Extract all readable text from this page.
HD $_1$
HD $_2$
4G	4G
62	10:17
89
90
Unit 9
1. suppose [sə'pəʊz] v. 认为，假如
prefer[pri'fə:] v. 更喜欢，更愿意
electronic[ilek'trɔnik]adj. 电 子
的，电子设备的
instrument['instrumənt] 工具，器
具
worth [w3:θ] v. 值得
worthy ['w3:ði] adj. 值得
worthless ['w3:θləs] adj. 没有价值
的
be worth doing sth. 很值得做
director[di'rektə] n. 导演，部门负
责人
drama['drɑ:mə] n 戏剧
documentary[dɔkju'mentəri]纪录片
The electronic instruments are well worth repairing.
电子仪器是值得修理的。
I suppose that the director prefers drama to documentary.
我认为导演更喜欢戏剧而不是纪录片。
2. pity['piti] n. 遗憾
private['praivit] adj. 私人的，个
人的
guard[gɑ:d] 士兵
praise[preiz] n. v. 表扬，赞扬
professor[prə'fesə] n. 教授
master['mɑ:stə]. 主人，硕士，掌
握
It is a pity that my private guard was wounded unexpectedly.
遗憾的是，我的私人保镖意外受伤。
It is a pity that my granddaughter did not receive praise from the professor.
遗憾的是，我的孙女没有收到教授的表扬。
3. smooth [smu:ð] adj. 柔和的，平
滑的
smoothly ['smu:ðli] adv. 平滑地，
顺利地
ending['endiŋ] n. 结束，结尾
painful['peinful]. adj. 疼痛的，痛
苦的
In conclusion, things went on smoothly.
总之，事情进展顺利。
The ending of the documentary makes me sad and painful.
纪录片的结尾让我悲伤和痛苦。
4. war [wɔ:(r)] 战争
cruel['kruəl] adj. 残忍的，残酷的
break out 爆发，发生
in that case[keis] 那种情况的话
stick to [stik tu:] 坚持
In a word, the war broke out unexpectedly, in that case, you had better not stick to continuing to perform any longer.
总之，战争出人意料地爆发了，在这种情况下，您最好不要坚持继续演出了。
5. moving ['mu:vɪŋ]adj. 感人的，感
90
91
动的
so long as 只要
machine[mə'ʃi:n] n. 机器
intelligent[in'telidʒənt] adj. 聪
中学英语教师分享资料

GIVEN EXERCISE: Quote the data in full, keeping each word unchanged.

TASK ANSWER:
Extract all readable text from this page.
HD $_1$
HD $_2$
4G	4G
62	10:17
89
90
Unit 9
1. suppose [sə'pəʊz] v. 认为，假如
prefer[pri'fə:] v. 更喜欢，更愿意
electronic[ilek'trɔnik]adj. 电 子
的，电子设备的
instrument['instrumənt] 工具，器
具
worth [w3:θ] v. 值得
worthy ['w3:ði] adj. 值得
worthless ['w3:θləs] adj. 没有价值
的
be worth doing sth. 很值得做
director[di'rektə] n. 导演，部门负
责人
drama['drɑ:mə] n 戏剧
documentary[dɔkju'mentəri]纪录片
The electronic instruments are well worth repairing.
电子仪器是值得修理的。
I suppose that the director prefers drama to documentary.
我认为导演更喜欢戏剧而不是纪录片。
2. pity['piti] n. 遗憾
private['praivit] adj. 私人的，个
人的
guard[gɑ:d] 士兵
praise[preiz] n. v. 表扬，赞扬
professor[prə'fesə] n. 教授
master['mɑ:stə]. 主人，硕士，掌
握
It is a pity that my private guard was wounded unexpectedly.
遗憾的是，我的私人保镖意外受伤。
It is a pity that my granddaughter did not receive praise from the professor.
遗憾的是，我的孙女没有收到教授的表扬。
3. smooth [smu:ð] adj. 柔和的，平
滑的
smoothly ['smu:ðli] adv. 平滑地，
顺利地
ending['endiŋ] n. 结束，结尾
painful['peinful]. adj. 疼痛的，痛
苦的
In conclusion, things went on smoothly.
总之，事情进展顺利。
The ending of the documentary makes me sad and painful.
纪录片的结尾让我悲伤和痛苦。
4. war [wɔ:(r)] 战争
cruel['kruəl] adj. 残忍的，残酷的
break out 爆发，发生
in that case[keis] 那种情况的话
stick to [stik tu:] 坚持
In a word, the war broke out unexpectedly, in that case, you had better not stick to continuing to perform any longer.
总之，战争出人意料地爆发了，在这种情况下，您最好不要坚持继续演出了。
5. moving ['mu:vɪŋ]adj. 感人的，感
90
91
动的
so long as 只要
machine[mə'ʃi:n] n. 机器
intelligent[in'telidʒənt] adj. 聪
中学英语教师分享资料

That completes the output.